[Chart and figure data]

'''

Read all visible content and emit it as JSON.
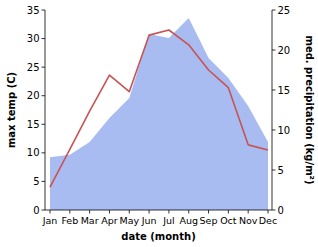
{
  "chart_data": {
    "type": "line",
    "x_label": "date (month)",
    "y_label": "max temp (C)",
    "y2_label": "med. precipitation (kg/m²)",
    "categories": [
      "Jan",
      "Feb",
      "Mar",
      "Apr",
      "May",
      "Jun",
      "Jul",
      "Aug",
      "Sep",
      "Oct",
      "Nov",
      "Dec"
    ],
    "series": [
      {
        "name": "med. precipitation",
        "type": "area",
        "axis": "y2",
        "color": "#a9bcf2",
        "values": [
          6.6,
          6.9,
          8.5,
          11.5,
          14,
          22,
          21.5,
          24,
          19,
          16.5,
          13,
          8.5
        ]
      },
      {
        "name": "max temp",
        "type": "line",
        "color": "#c75353",
        "values": [
          4,
          10.6,
          17.3,
          23.6,
          20.7,
          30.6,
          31.5,
          28.9,
          24.5,
          21.4,
          11.4,
          10.5
        ]
      }
    ],
    "ylim": [
      0,
      35
    ],
    "yticks": [
      0,
      5,
      10,
      15,
      20,
      25,
      30,
      35
    ],
    "y2lim": [
      0,
      25
    ],
    "y2ticks": [
      0,
      5,
      10,
      15,
      20,
      25
    ],
    "grid": false
  }
}
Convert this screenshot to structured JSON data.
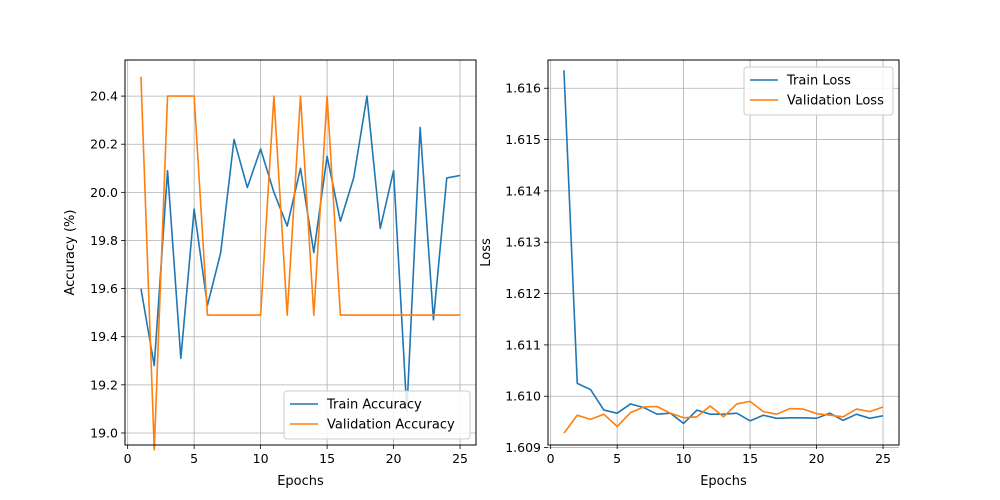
{
  "chart_data": [
    {
      "type": "line",
      "title": "",
      "xlabel": "Epochs",
      "ylabel": "Accuracy (%)",
      "xlim": [
        -0.2,
        26.2
      ],
      "ylim": [
        18.95,
        20.55
      ],
      "xticks": [
        0,
        5,
        10,
        15,
        20,
        25
      ],
      "xtick_labels": [
        "0",
        "5",
        "10",
        "15",
        "20",
        "25"
      ],
      "yticks": [
        19.0,
        19.2,
        19.4,
        19.6,
        19.8,
        20.0,
        20.2,
        20.4
      ],
      "ytick_labels": [
        "19.0",
        "19.2",
        "19.4",
        "19.6",
        "19.8",
        "20.0",
        "20.2",
        "20.4"
      ],
      "grid": true,
      "legend_position": "lower-right",
      "x": [
        1,
        2,
        3,
        4,
        5,
        6,
        7,
        8,
        9,
        10,
        11,
        12,
        13,
        14,
        15,
        16,
        17,
        18,
        19,
        20,
        21,
        22,
        23,
        24,
        25
      ],
      "series": [
        {
          "name": "Train Accuracy",
          "color": "#1f77b4",
          "values": [
            19.6,
            19.28,
            20.09,
            19.31,
            19.93,
            19.53,
            19.75,
            20.22,
            20.02,
            20.18,
            20.0,
            19.86,
            20.1,
            19.75,
            20.15,
            19.88,
            20.06,
            20.4,
            19.85,
            20.09,
            19.09,
            20.27,
            19.47,
            20.06,
            20.07
          ]
        },
        {
          "name": "Validation Accuracy",
          "color": "#ff7f0e",
          "values": [
            20.48,
            18.93,
            20.4,
            20.4,
            20.4,
            19.49,
            19.49,
            19.49,
            19.49,
            19.49,
            20.4,
            19.49,
            20.4,
            19.49,
            20.4,
            19.49,
            19.49,
            19.49,
            19.49,
            19.49,
            19.49,
            19.49,
            19.49,
            19.49,
            19.49
          ]
        }
      ]
    },
    {
      "type": "line",
      "title": "",
      "xlabel": "Epochs",
      "ylabel": "Loss",
      "xlim": [
        -0.2,
        26.2
      ],
      "ylim": [
        1.60905,
        1.61655
      ],
      "xticks": [
        0,
        5,
        10,
        15,
        20,
        25
      ],
      "xtick_labels": [
        "0",
        "5",
        "10",
        "15",
        "20",
        "25"
      ],
      "yticks": [
        1.609,
        1.61,
        1.611,
        1.612,
        1.613,
        1.614,
        1.615,
        1.616
      ],
      "ytick_labels": [
        "1.609",
        "1.610",
        "1.611",
        "1.612",
        "1.613",
        "1.614",
        "1.615",
        "1.616"
      ],
      "grid": true,
      "legend_position": "upper-right",
      "x": [
        1,
        2,
        3,
        4,
        5,
        6,
        7,
        8,
        9,
        10,
        11,
        12,
        13,
        14,
        15,
        16,
        17,
        18,
        19,
        20,
        21,
        22,
        23,
        24,
        25
      ],
      "series": [
        {
          "name": "Train Loss",
          "color": "#1f77b4",
          "values": [
            1.61635,
            1.61025,
            1.61013,
            1.60973,
            1.60967,
            1.60985,
            1.60978,
            1.60965,
            1.60967,
            1.60947,
            1.60973,
            1.60965,
            1.60965,
            1.60967,
            1.60952,
            1.60963,
            1.60957,
            1.60958,
            1.60958,
            1.60957,
            1.60967,
            1.60953,
            1.60965,
            1.60957,
            1.60962
          ]
        },
        {
          "name": "Validation Loss",
          "color": "#ff7f0e",
          "values": [
            1.60928,
            1.60963,
            1.60955,
            1.60965,
            1.60941,
            1.60968,
            1.60979,
            1.6098,
            1.60967,
            1.60958,
            1.6096,
            1.60981,
            1.6096,
            1.60985,
            1.6099,
            1.6097,
            1.60965,
            1.60976,
            1.60975,
            1.60966,
            1.60963,
            1.6096,
            1.60975,
            1.6097,
            1.60979
          ]
        }
      ]
    }
  ]
}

'''

▸ **Goal**
Pictures stay out; repeat all the rest of the records exactly.

▸ **The output**
Read all visible content and emit it as JSON.
{
  "chart_data": {
    "type": "line",
    "x_label": "date (month)",
    "y_label": "max temp (C)",
    "y2_label": "med. precipitation (kg/m²)",
    "categories": [
      "Jan",
      "Feb",
      "Mar",
      "Apr",
      "May",
      "Jun",
      "Jul",
      "Aug",
      "Sep",
      "Oct",
      "Nov",
      "Dec"
    ],
    "series": [
      {
        "name": "med. precipitation",
        "type": "area",
        "axis": "y2",
        "color": "#a9bcf2",
        "values": [
          6.6,
          6.9,
          8.5,
          11.5,
          14,
          22,
          21.5,
          24,
          19,
          16.5,
          13,
          8.5
        ]
      },
      {
        "name": "max temp",
        "type": "line",
        "color": "#c75353",
        "values": [
          4,
          10.6,
          17.3,
          23.6,
          20.7,
          30.6,
          31.5,
          28.9,
          24.5,
          21.4,
          11.4,
          10.5
        ]
      }
    ],
    "ylim": [
      0,
      35
    ],
    "yticks": [
      0,
      5,
      10,
      15,
      20,
      25,
      30,
      35
    ],
    "y2lim": [
      0,
      25
    ],
    "y2ticks": [
      0,
      5,
      10,
      15,
      20,
      25
    ],
    "grid": false
  }
}
Convert this screenshot to structured JSON data.
{
  "chart_data": [
    {
      "type": "line",
      "title": "",
      "xlabel": "Epochs",
      "ylabel": "Accuracy (%)",
      "xlim": [
        -0.2,
        26.2
      ],
      "ylim": [
        18.95,
        20.55
      ],
      "xticks": [
        0,
        5,
        10,
        15,
        20,
        25
      ],
      "xtick_labels": [
        "0",
        "5",
        "10",
        "15",
        "20",
        "25"
      ],
      "yticks": [
        19.0,
        19.2,
        19.4,
        19.6,
        19.8,
        20.0,
        20.2,
        20.4
      ],
      "ytick_labels": [
        "19.0",
        "19.2",
        "19.4",
        "19.6",
        "19.8",
        "20.0",
        "20.2",
        "20.4"
      ],
      "grid": true,
      "legend_position": "lower-right",
      "x": [
        1,
        2,
        3,
        4,
        5,
        6,
        7,
        8,
        9,
        10,
        11,
        12,
        13,
        14,
        15,
        16,
        17,
        18,
        19,
        20,
        21,
        22,
        23,
        24,
        25
      ],
      "series": [
        {
          "name": "Train Accuracy",
          "color": "#1f77b4",
          "values": [
            19.6,
            19.28,
            20.09,
            19.31,
            19.93,
            19.53,
            19.75,
            20.22,
            20.02,
            20.18,
            20.0,
            19.86,
            20.1,
            19.75,
            20.15,
            19.88,
            20.06,
            20.4,
            19.85,
            20.09,
            19.09,
            20.27,
            19.47,
            20.06,
            20.07
          ]
        },
        {
          "name": "Validation Accuracy",
          "color": "#ff7f0e",
          "values": [
            20.48,
            18.93,
            20.4,
            20.4,
            20.4,
            19.49,
            19.49,
            19.49,
            19.49,
            19.49,
            20.4,
            19.49,
            20.4,
            19.49,
            20.4,
            19.49,
            19.49,
            19.49,
            19.49,
            19.49,
            19.49,
            19.49,
            19.49,
            19.49,
            19.49
          ]
        }
      ]
    },
    {
      "type": "line",
      "title": "",
      "xlabel": "Epochs",
      "ylabel": "Loss",
      "xlim": [
        -0.2,
        26.2
      ],
      "ylim": [
        1.60905,
        1.61655
      ],
      "xticks": [
        0,
        5,
        10,
        15,
        20,
        25
      ],
      "xtick_labels": [
        "0",
        "5",
        "10",
        "15",
        "20",
        "25"
      ],
      "yticks": [
        1.609,
        1.61,
        1.611,
        1.612,
        1.613,
        1.614,
        1.615,
        1.616
      ],
      "ytick_labels": [
        "1.609",
        "1.610",
        "1.611",
        "1.612",
        "1.613",
        "1.614",
        "1.615",
        "1.616"
      ],
      "grid": true,
      "legend_position": "upper-right",
      "x": [
        1,
        2,
        3,
        4,
        5,
        6,
        7,
        8,
        9,
        10,
        11,
        12,
        13,
        14,
        15,
        16,
        17,
        18,
        19,
        20,
        21,
        22,
        23,
        24,
        25
      ],
      "series": [
        {
          "name": "Train Loss",
          "color": "#1f77b4",
          "values": [
            1.61635,
            1.61025,
            1.61013,
            1.60973,
            1.60967,
            1.60985,
            1.60978,
            1.60965,
            1.60967,
            1.60947,
            1.60973,
            1.60965,
            1.60965,
            1.60967,
            1.60952,
            1.60963,
            1.60957,
            1.60958,
            1.60958,
            1.60957,
            1.60967,
            1.60953,
            1.60965,
            1.60957,
            1.60962
          ]
        },
        {
          "name": "Validation Loss",
          "color": "#ff7f0e",
          "values": [
            1.60928,
            1.60963,
            1.60955,
            1.60965,
            1.60941,
            1.60968,
            1.60979,
            1.6098,
            1.60967,
            1.60958,
            1.6096,
            1.60981,
            1.6096,
            1.60985,
            1.6099,
            1.6097,
            1.60965,
            1.60976,
            1.60975,
            1.60966,
            1.60963,
            1.6096,
            1.60975,
            1.6097,
            1.60979
          ]
        }
      ]
    }
  ]
}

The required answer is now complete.